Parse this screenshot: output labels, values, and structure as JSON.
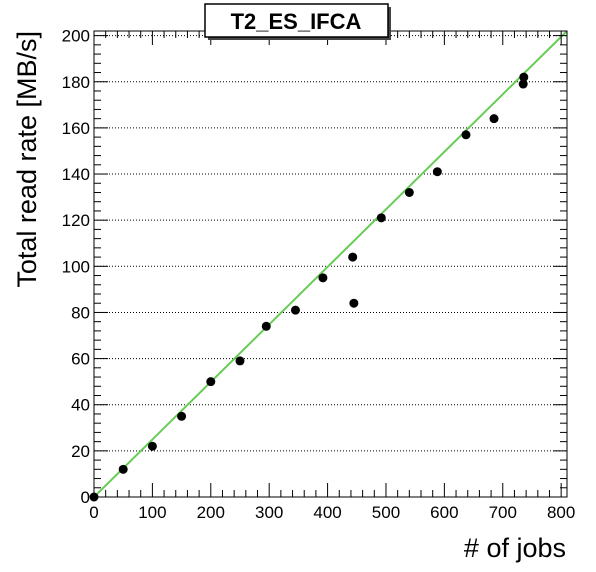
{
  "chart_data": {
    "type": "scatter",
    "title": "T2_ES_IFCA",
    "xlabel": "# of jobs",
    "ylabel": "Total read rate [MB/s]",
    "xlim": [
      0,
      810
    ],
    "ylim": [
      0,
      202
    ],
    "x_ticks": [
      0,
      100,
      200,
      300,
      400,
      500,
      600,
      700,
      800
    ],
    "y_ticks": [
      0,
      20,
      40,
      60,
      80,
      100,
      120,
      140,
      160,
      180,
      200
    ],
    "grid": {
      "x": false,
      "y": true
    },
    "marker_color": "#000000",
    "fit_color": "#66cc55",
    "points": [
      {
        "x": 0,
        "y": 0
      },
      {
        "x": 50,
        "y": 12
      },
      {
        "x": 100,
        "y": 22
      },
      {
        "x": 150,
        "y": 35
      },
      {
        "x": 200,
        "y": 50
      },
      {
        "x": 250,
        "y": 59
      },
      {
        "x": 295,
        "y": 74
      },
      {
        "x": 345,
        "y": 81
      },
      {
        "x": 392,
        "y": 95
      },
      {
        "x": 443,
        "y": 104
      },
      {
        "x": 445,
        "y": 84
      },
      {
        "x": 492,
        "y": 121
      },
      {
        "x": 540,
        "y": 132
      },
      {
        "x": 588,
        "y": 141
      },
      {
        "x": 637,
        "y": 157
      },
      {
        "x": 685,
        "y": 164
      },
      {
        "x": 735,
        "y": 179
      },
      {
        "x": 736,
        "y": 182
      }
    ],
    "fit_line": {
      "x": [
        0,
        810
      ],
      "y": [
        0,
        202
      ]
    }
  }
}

★ ★ ★ ★ ★ ★ ★

Exercise task :: Quote all the lines above exactly as given. Do not include the pictures.

Exercise solution ::
Parse this screenshot: output labels, values, and structure as JSON.
{
  "chart_data": {
    "type": "scatter",
    "title": "T2_ES_IFCA",
    "xlabel": "# of jobs",
    "ylabel": "Total read rate [MB/s]",
    "xlim": [
      0,
      810
    ],
    "ylim": [
      0,
      202
    ],
    "x_ticks": [
      0,
      100,
      200,
      300,
      400,
      500,
      600,
      700,
      800
    ],
    "y_ticks": [
      0,
      20,
      40,
      60,
      80,
      100,
      120,
      140,
      160,
      180,
      200
    ],
    "grid": {
      "x": false,
      "y": true
    },
    "marker_color": "#000000",
    "fit_color": "#66cc55",
    "points": [
      {
        "x": 0,
        "y": 0
      },
      {
        "x": 50,
        "y": 12
      },
      {
        "x": 100,
        "y": 22
      },
      {
        "x": 150,
        "y": 35
      },
      {
        "x": 200,
        "y": 50
      },
      {
        "x": 250,
        "y": 59
      },
      {
        "x": 295,
        "y": 74
      },
      {
        "x": 345,
        "y": 81
      },
      {
        "x": 392,
        "y": 95
      },
      {
        "x": 443,
        "y": 104
      },
      {
        "x": 445,
        "y": 84
      },
      {
        "x": 492,
        "y": 121
      },
      {
        "x": 540,
        "y": 132
      },
      {
        "x": 588,
        "y": 141
      },
      {
        "x": 637,
        "y": 157
      },
      {
        "x": 685,
        "y": 164
      },
      {
        "x": 735,
        "y": 179
      },
      {
        "x": 736,
        "y": 182
      }
    ],
    "fit_line": {
      "x": [
        0,
        810
      ],
      "y": [
        0,
        202
      ]
    }
  }
}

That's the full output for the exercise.